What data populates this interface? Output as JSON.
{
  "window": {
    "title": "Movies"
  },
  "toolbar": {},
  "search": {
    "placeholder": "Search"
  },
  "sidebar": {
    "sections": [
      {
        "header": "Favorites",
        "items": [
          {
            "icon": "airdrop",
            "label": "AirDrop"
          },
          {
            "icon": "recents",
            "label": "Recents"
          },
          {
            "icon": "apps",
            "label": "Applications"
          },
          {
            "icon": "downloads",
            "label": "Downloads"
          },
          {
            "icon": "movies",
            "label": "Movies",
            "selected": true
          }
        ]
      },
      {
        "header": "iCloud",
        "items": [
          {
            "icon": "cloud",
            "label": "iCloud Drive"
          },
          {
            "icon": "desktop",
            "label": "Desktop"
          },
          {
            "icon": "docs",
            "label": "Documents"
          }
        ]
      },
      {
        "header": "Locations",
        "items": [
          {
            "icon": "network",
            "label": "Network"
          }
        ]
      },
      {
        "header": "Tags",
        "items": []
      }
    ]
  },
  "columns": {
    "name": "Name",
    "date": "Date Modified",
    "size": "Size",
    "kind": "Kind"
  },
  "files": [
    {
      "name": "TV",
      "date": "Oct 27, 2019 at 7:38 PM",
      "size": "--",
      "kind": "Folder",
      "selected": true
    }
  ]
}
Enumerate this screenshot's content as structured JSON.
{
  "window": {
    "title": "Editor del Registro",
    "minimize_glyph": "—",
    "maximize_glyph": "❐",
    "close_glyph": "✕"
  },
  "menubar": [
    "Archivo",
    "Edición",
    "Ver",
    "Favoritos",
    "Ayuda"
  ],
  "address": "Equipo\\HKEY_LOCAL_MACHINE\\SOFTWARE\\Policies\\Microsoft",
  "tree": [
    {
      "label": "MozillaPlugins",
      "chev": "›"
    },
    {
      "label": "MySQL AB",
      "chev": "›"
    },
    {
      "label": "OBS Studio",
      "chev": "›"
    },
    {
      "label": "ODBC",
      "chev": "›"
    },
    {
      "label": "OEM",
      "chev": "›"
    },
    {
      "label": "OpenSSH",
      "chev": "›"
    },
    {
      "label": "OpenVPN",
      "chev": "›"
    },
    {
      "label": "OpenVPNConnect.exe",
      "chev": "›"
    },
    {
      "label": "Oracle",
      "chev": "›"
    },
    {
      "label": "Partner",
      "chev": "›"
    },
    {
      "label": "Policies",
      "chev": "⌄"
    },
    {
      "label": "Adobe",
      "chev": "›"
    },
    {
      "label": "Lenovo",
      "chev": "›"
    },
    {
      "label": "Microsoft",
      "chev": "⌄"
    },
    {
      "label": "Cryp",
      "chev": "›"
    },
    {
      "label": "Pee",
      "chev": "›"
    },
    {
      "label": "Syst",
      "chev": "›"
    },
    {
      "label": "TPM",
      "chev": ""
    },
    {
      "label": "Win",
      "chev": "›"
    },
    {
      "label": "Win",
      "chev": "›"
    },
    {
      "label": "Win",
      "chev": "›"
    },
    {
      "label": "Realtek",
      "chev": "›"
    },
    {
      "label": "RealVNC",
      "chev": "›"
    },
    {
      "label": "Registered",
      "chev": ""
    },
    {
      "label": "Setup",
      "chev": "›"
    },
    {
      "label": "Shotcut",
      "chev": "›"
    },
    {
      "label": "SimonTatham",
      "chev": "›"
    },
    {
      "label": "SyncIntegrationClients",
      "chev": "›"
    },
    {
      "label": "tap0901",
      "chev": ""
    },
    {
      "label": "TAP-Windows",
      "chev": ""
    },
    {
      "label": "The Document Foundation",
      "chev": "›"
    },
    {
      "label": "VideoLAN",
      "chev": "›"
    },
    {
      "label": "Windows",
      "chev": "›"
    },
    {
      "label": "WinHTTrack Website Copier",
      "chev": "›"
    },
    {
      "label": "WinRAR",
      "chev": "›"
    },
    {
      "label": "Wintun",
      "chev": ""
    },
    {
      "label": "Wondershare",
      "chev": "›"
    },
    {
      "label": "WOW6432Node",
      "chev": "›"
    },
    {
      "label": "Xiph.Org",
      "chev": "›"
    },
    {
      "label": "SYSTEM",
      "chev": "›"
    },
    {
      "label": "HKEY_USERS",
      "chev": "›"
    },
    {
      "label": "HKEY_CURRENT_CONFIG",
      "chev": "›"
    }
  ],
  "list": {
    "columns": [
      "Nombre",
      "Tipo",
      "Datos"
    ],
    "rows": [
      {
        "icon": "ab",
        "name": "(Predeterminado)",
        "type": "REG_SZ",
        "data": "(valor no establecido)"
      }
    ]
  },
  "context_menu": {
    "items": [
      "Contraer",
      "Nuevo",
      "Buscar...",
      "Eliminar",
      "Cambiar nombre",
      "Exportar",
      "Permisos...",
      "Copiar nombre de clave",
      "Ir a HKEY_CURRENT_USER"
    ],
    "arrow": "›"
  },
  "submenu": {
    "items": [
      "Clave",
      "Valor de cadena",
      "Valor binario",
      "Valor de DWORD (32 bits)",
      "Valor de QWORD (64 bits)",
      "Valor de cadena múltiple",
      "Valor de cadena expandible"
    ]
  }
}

--------------------

[TASK DIRECTIONS]:
Write out every record, exactly as written.

[TASK RESULT]:
What data populates this interface? Output as JSON.
{
  "window": {
    "title": "Movies"
  },
  "toolbar": {},
  "search": {
    "placeholder": "Search"
  },
  "sidebar": {
    "sections": [
      {
        "header": "Favorites",
        "items": [
          {
            "icon": "airdrop",
            "label": "AirDrop"
          },
          {
            "icon": "recents",
            "label": "Recents"
          },
          {
            "icon": "apps",
            "label": "Applications"
          },
          {
            "icon": "downloads",
            "label": "Downloads"
          },
          {
            "icon": "movies",
            "label": "Movies",
            "selected": true
          }
        ]
      },
      {
        "header": "iCloud",
        "items": [
          {
            "icon": "cloud",
            "label": "iCloud Drive"
          },
          {
            "icon": "desktop",
            "label": "Desktop"
          },
          {
            "icon": "docs",
            "label": "Documents"
          }
        ]
      },
      {
        "header": "Locations",
        "items": [
          {
            "icon": "network",
            "label": "Network"
          }
        ]
      },
      {
        "header": "Tags",
        "items": []
      }
    ]
  },
  "columns": {
    "name": "Name",
    "date": "Date Modified",
    "size": "Size",
    "kind": "Kind"
  },
  "files": [
    {
      "name": "TV",
      "date": "Oct 27, 2019 at 7:38 PM",
      "size": "--",
      "kind": "Folder",
      "selected": true
    }
  ]
}
Enumerate this screenshot's content as structured JSON.
{
  "window": {
    "title": "Editor del Registro",
    "minimize_glyph": "—",
    "maximize_glyph": "❐",
    "close_glyph": "✕"
  },
  "menubar": [
    "Archivo",
    "Edición",
    "Ver",
    "Favoritos",
    "Ayuda"
  ],
  "address": "Equipo\\HKEY_LOCAL_MACHINE\\SOFTWARE\\Policies\\Microsoft",
  "tree": [
    {
      "label": "MozillaPlugins",
      "chev": "›"
    },
    {
      "label": "MySQL AB",
      "chev": "›"
    },
    {
      "label": "OBS Studio",
      "chev": "›"
    },
    {
      "label": "ODBC",
      "chev": "›"
    },
    {
      "label": "OEM",
      "chev": "›"
    },
    {
      "label": "OpenSSH",
      "chev": "›"
    },
    {
      "label": "OpenVPN",
      "chev": "›"
    },
    {
      "label": "OpenVPNConnect.exe",
      "chev": "›"
    },
    {
      "label": "Oracle",
      "chev": "›"
    },
    {
      "label": "Partner",
      "chev": "›"
    },
    {
      "label": "Policies",
      "chev": "⌄"
    },
    {
      "label": "Adobe",
      "chev": "›"
    },
    {
      "label": "Lenovo",
      "chev": "›"
    },
    {
      "label": "Microsoft",
      "chev": "⌄"
    },
    {
      "label": "Cryp",
      "chev": "›"
    },
    {
      "label": "Pee",
      "chev": "›"
    },
    {
      "label": "Syst",
      "chev": "›"
    },
    {
      "label": "TPM",
      "chev": ""
    },
    {
      "label": "Win",
      "chev": "›"
    },
    {
      "label": "Win",
      "chev": "›"
    },
    {
      "label": "Win",
      "chev": "›"
    },
    {
      "label": "Realtek",
      "chev": "›"
    },
    {
      "label": "RealVNC",
      "chev": "›"
    },
    {
      "label": "Registered",
      "chev": ""
    },
    {
      "label": "Setup",
      "chev": "›"
    },
    {
      "label": "Shotcut",
      "chev": "›"
    },
    {
      "label": "SimonTatham",
      "chev": "›"
    },
    {
      "label": "SyncIntegrationClients",
      "chev": "›"
    },
    {
      "label": "tap0901",
      "chev": ""
    },
    {
      "label": "TAP-Windows",
      "chev": ""
    },
    {
      "label": "The Document Foundation",
      "chev": "›"
    },
    {
      "label": "VideoLAN",
      "chev": "›"
    },
    {
      "label": "Windows",
      "chev": "›"
    },
    {
      "label": "WinHTTrack Website Copier",
      "chev": "›"
    },
    {
      "label": "WinRAR",
      "chev": "›"
    },
    {
      "label": "Wintun",
      "chev": ""
    },
    {
      "label": "Wondershare",
      "chev": "›"
    },
    {
      "label": "WOW6432Node",
      "chev": "›"
    },
    {
      "label": "Xiph.Org",
      "chev": "›"
    },
    {
      "label": "SYSTEM",
      "chev": "›"
    },
    {
      "label": "HKEY_USERS",
      "chev": "›"
    },
    {
      "label": "HKEY_CURRENT_CONFIG",
      "chev": "›"
    }
  ],
  "list": {
    "columns": [
      "Nombre",
      "Tipo",
      "Datos"
    ],
    "rows": [
      {
        "icon": "ab",
        "name": "(Predeterminado)",
        "type": "REG_SZ",
        "data": "(valor no establecido)"
      }
    ]
  },
  "context_menu": {
    "items": [
      "Contraer",
      "Nuevo",
      "Buscar...",
      "Eliminar",
      "Cambiar nombre",
      "Exportar",
      "Permisos...",
      "Copiar nombre de clave",
      "Ir a HKEY_CURRENT_USER"
    ],
    "arrow": "›"
  },
  "submenu": {
    "items": [
      "Clave",
      "Valor de cadena",
      "Valor binario",
      "Valor de DWORD (32 bits)",
      "Valor de QWORD (64 bits)",
      "Valor de cadena múltiple",
      "Valor de cadena expandible"
    ]
  }
}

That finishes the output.